WORK TO DO: Transcribe all of the data exactly. Omit the pictures.

EXTRACTED MATERIAL:

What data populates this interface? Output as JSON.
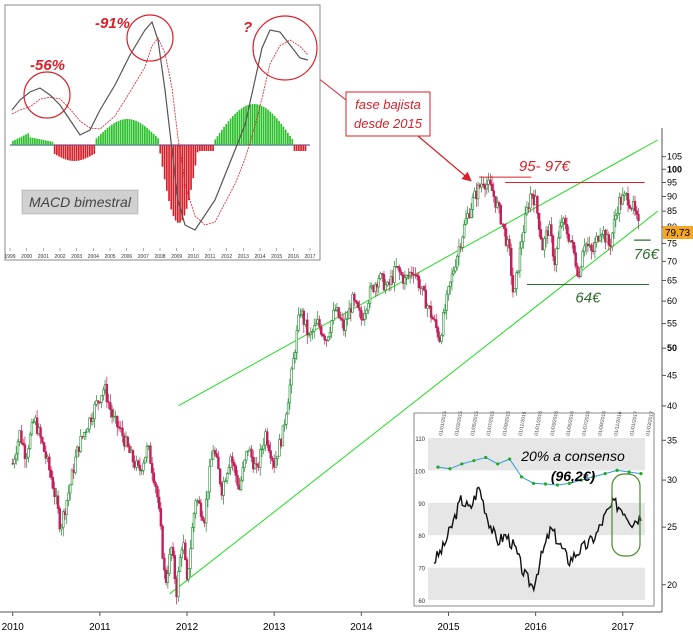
{
  "chart_data": [
    {
      "type": "candlestick",
      "title": "",
      "x_ticks": [
        "2010",
        "2011",
        "2012",
        "2013",
        "2014",
        "2015",
        "2016",
        "2017"
      ],
      "y_ticks": [
        "105",
        "100",
        "95",
        "90",
        "85",
        "80",
        "75",
        "70",
        "65",
        "60",
        "55",
        "50",
        "45",
        "40",
        "35",
        "30",
        "25",
        "20"
      ],
      "y_scale": "log",
      "ylim": [
        19,
        112
      ],
      "last_price_label": "79,73",
      "price_path": [
        [
          2010.0,
          32
        ],
        [
          2010.08,
          36
        ],
        [
          2010.15,
          33
        ],
        [
          2010.25,
          38
        ],
        [
          2010.35,
          34
        ],
        [
          2010.45,
          30
        ],
        [
          2010.55,
          25
        ],
        [
          2010.65,
          29
        ],
        [
          2010.75,
          34
        ],
        [
          2010.85,
          37
        ],
        [
          2010.95,
          40
        ],
        [
          2011.05,
          43
        ],
        [
          2011.15,
          38
        ],
        [
          2011.25,
          36
        ],
        [
          2011.35,
          33
        ],
        [
          2011.45,
          31
        ],
        [
          2011.55,
          34
        ],
        [
          2011.65,
          29
        ],
        [
          2011.75,
          20
        ],
        [
          2011.82,
          23
        ],
        [
          2011.88,
          19.5
        ],
        [
          2011.95,
          24
        ],
        [
          2012.0,
          20
        ],
        [
          2012.1,
          28
        ],
        [
          2012.2,
          26
        ],
        [
          2012.3,
          34
        ],
        [
          2012.4,
          29
        ],
        [
          2012.5,
          33
        ],
        [
          2012.6,
          29
        ],
        [
          2012.7,
          34
        ],
        [
          2012.8,
          31
        ],
        [
          2012.9,
          36
        ],
        [
          2013.0,
          32
        ],
        [
          2013.1,
          36
        ],
        [
          2013.2,
          45
        ],
        [
          2013.3,
          58
        ],
        [
          2013.4,
          52
        ],
        [
          2013.5,
          55
        ],
        [
          2013.6,
          52
        ],
        [
          2013.7,
          58
        ],
        [
          2013.8,
          54
        ],
        [
          2013.9,
          60
        ],
        [
          2014.0,
          56
        ],
        [
          2014.1,
          62
        ],
        [
          2014.2,
          66
        ],
        [
          2014.3,
          63
        ],
        [
          2014.4,
          68
        ],
        [
          2014.5,
          65
        ],
        [
          2014.6,
          68
        ],
        [
          2014.7,
          62
        ],
        [
          2014.8,
          57
        ],
        [
          2014.9,
          52
        ],
        [
          2015.0,
          62
        ],
        [
          2015.1,
          72
        ],
        [
          2015.2,
          82
        ],
        [
          2015.3,
          90
        ],
        [
          2015.4,
          96
        ],
        [
          2015.5,
          92
        ],
        [
          2015.6,
          83
        ],
        [
          2015.7,
          72
        ],
        [
          2015.75,
          60
        ],
        [
          2015.85,
          78
        ],
        [
          2015.95,
          92
        ],
        [
          2016.0,
          88
        ],
        [
          2016.08,
          74
        ],
        [
          2016.15,
          80
        ],
        [
          2016.22,
          70
        ],
        [
          2016.3,
          82
        ],
        [
          2016.4,
          76
        ],
        [
          2016.5,
          66
        ],
        [
          2016.55,
          76
        ],
        [
          2016.65,
          72
        ],
        [
          2016.75,
          80
        ],
        [
          2016.85,
          74
        ],
        [
          2016.95,
          88
        ],
        [
          2017.05,
          90
        ],
        [
          2017.12,
          86
        ],
        [
          2017.18,
          80
        ]
      ],
      "channel_lines": [
        {
          "name": "upper",
          "from": [
            2011.9,
            40
          ],
          "to": [
            2017.4,
            112
          ]
        },
        {
          "name": "lower",
          "from": [
            2011.8,
            19.3
          ],
          "to": [
            2017.4,
            85
          ]
        }
      ],
      "horizontal_levels": [
        {
          "label": "95- 97€",
          "values": [
            97,
            95
          ],
          "color": "#d9202a"
        },
        {
          "label": "76€",
          "value": 76,
          "color": "#2e6b2e"
        },
        {
          "label": "64€",
          "value": 64,
          "color": "#2e6b2e"
        }
      ],
      "annotation": "fase bajista\ndesde 2015",
      "inset_macd": {
        "title": "MACD bimestral",
        "x_ticks": [
          "1999",
          "2000",
          "2001",
          "2002",
          "2003",
          "2004",
          "2005",
          "2006",
          "2007",
          "2008",
          "2009",
          "2010",
          "2011",
          "2012",
          "2013",
          "2014",
          "2015",
          "2016",
          "2017"
        ],
        "annotations": [
          "-56%",
          "-91%",
          "?"
        ]
      },
      "inset_consensus": {
        "title": "20% a consenso",
        "subtitle": "(96,2€)",
        "y_ticks": [
          "110",
          "100",
          "90",
          "80",
          "70",
          "60"
        ],
        "x_ticks": [
          "01/01/2015",
          "01/03/2015",
          "01/05/2015",
          "01/07/2015",
          "01/09/2015",
          "01/11/2015",
          "01/01/2016",
          "01/03/2016",
          "01/05/2016",
          "01/07/2016",
          "01/09/2016",
          "01/11/2016",
          "01/01/2017",
          "01/03/2017"
        ],
        "series": [
          {
            "color": "#2b9ce0",
            "values": [
              101,
              100.5,
              102,
              103,
              104,
              102,
              103.5,
              98,
              96,
              95.8,
              95.5,
              96,
              97,
              98,
              99,
              100,
              99.5,
              99
            ]
          },
          {
            "color": "#111111",
            "values": [
              72,
              76,
              83,
              91,
              88,
              95,
              85,
              78,
              80,
              76,
              68,
              64,
              74,
              82,
              77,
              72,
              75,
              77,
              80,
              86,
              90,
              88,
              84,
              86
            ]
          }
        ]
      }
    }
  ]
}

WORKED ANSWER:
What data populates this interface? Output as JSON.
{
  "chart_data": [
    {
      "type": "candlestick",
      "title": "",
      "x_ticks": [
        "2010",
        "2011",
        "2012",
        "2013",
        "2014",
        "2015",
        "2016",
        "2017"
      ],
      "y_ticks": [
        "105",
        "100",
        "95",
        "90",
        "85",
        "80",
        "75",
        "70",
        "65",
        "60",
        "55",
        "50",
        "45",
        "40",
        "35",
        "30",
        "25",
        "20"
      ],
      "y_scale": "log",
      "ylim": [
        19,
        112
      ],
      "last_price_label": "79,73",
      "price_path": [
        [
          2010.0,
          32
        ],
        [
          2010.08,
          36
        ],
        [
          2010.15,
          33
        ],
        [
          2010.25,
          38
        ],
        [
          2010.35,
          34
        ],
        [
          2010.45,
          30
        ],
        [
          2010.55,
          25
        ],
        [
          2010.65,
          29
        ],
        [
          2010.75,
          34
        ],
        [
          2010.85,
          37
        ],
        [
          2010.95,
          40
        ],
        [
          2011.05,
          43
        ],
        [
          2011.15,
          38
        ],
        [
          2011.25,
          36
        ],
        [
          2011.35,
          33
        ],
        [
          2011.45,
          31
        ],
        [
          2011.55,
          34
        ],
        [
          2011.65,
          29
        ],
        [
          2011.75,
          20
        ],
        [
          2011.82,
          23
        ],
        [
          2011.88,
          19.5
        ],
        [
          2011.95,
          24
        ],
        [
          2012.0,
          20
        ],
        [
          2012.1,
          28
        ],
        [
          2012.2,
          26
        ],
        [
          2012.3,
          34
        ],
        [
          2012.4,
          29
        ],
        [
          2012.5,
          33
        ],
        [
          2012.6,
          29
        ],
        [
          2012.7,
          34
        ],
        [
          2012.8,
          31
        ],
        [
          2012.9,
          36
        ],
        [
          2013.0,
          32
        ],
        [
          2013.1,
          36
        ],
        [
          2013.2,
          45
        ],
        [
          2013.3,
          58
        ],
        [
          2013.4,
          52
        ],
        [
          2013.5,
          55
        ],
        [
          2013.6,
          52
        ],
        [
          2013.7,
          58
        ],
        [
          2013.8,
          54
        ],
        [
          2013.9,
          60
        ],
        [
          2014.0,
          56
        ],
        [
          2014.1,
          62
        ],
        [
          2014.2,
          66
        ],
        [
          2014.3,
          63
        ],
        [
          2014.4,
          68
        ],
        [
          2014.5,
          65
        ],
        [
          2014.6,
          68
        ],
        [
          2014.7,
          62
        ],
        [
          2014.8,
          57
        ],
        [
          2014.9,
          52
        ],
        [
          2015.0,
          62
        ],
        [
          2015.1,
          72
        ],
        [
          2015.2,
          82
        ],
        [
          2015.3,
          90
        ],
        [
          2015.4,
          96
        ],
        [
          2015.5,
          92
        ],
        [
          2015.6,
          83
        ],
        [
          2015.7,
          72
        ],
        [
          2015.75,
          60
        ],
        [
          2015.85,
          78
        ],
        [
          2015.95,
          92
        ],
        [
          2016.0,
          88
        ],
        [
          2016.08,
          74
        ],
        [
          2016.15,
          80
        ],
        [
          2016.22,
          70
        ],
        [
          2016.3,
          82
        ],
        [
          2016.4,
          76
        ],
        [
          2016.5,
          66
        ],
        [
          2016.55,
          76
        ],
        [
          2016.65,
          72
        ],
        [
          2016.75,
          80
        ],
        [
          2016.85,
          74
        ],
        [
          2016.95,
          88
        ],
        [
          2017.05,
          90
        ],
        [
          2017.12,
          86
        ],
        [
          2017.18,
          80
        ]
      ],
      "channel_lines": [
        {
          "name": "upper",
          "from": [
            2011.9,
            40
          ],
          "to": [
            2017.4,
            112
          ]
        },
        {
          "name": "lower",
          "from": [
            2011.8,
            19.3
          ],
          "to": [
            2017.4,
            85
          ]
        }
      ],
      "horizontal_levels": [
        {
          "label": "95- 97€",
          "values": [
            97,
            95
          ],
          "color": "#d9202a"
        },
        {
          "label": "76€",
          "value": 76,
          "color": "#2e6b2e"
        },
        {
          "label": "64€",
          "value": 64,
          "color": "#2e6b2e"
        }
      ],
      "annotation": "fase bajista\ndesde 2015",
      "inset_macd": {
        "title": "MACD bimestral",
        "x_ticks": [
          "1999",
          "2000",
          "2001",
          "2002",
          "2003",
          "2004",
          "2005",
          "2006",
          "2007",
          "2008",
          "2009",
          "2010",
          "2011",
          "2012",
          "2013",
          "2014",
          "2015",
          "2016",
          "2017"
        ],
        "annotations": [
          "-56%",
          "-91%",
          "?"
        ]
      },
      "inset_consensus": {
        "title": "20% a consenso",
        "subtitle": "(96,2€)",
        "y_ticks": [
          "110",
          "100",
          "90",
          "80",
          "70",
          "60"
        ],
        "x_ticks": [
          "01/01/2015",
          "01/03/2015",
          "01/05/2015",
          "01/07/2015",
          "01/09/2015",
          "01/11/2015",
          "01/01/2016",
          "01/03/2016",
          "01/05/2016",
          "01/07/2016",
          "01/09/2016",
          "01/11/2016",
          "01/01/2017",
          "01/03/2017"
        ],
        "series": [
          {
            "color": "#2b9ce0",
            "values": [
              101,
              100.5,
              102,
              103,
              104,
              102,
              103.5,
              98,
              96,
              95.8,
              95.5,
              96,
              97,
              98,
              99,
              100,
              99.5,
              99
            ]
          },
          {
            "color": "#111111",
            "values": [
              72,
              76,
              83,
              91,
              88,
              95,
              85,
              78,
              80,
              76,
              68,
              64,
              74,
              82,
              77,
              72,
              75,
              77,
              80,
              86,
              90,
              88,
              84,
              86
            ]
          }
        ]
      }
    }
  ]
}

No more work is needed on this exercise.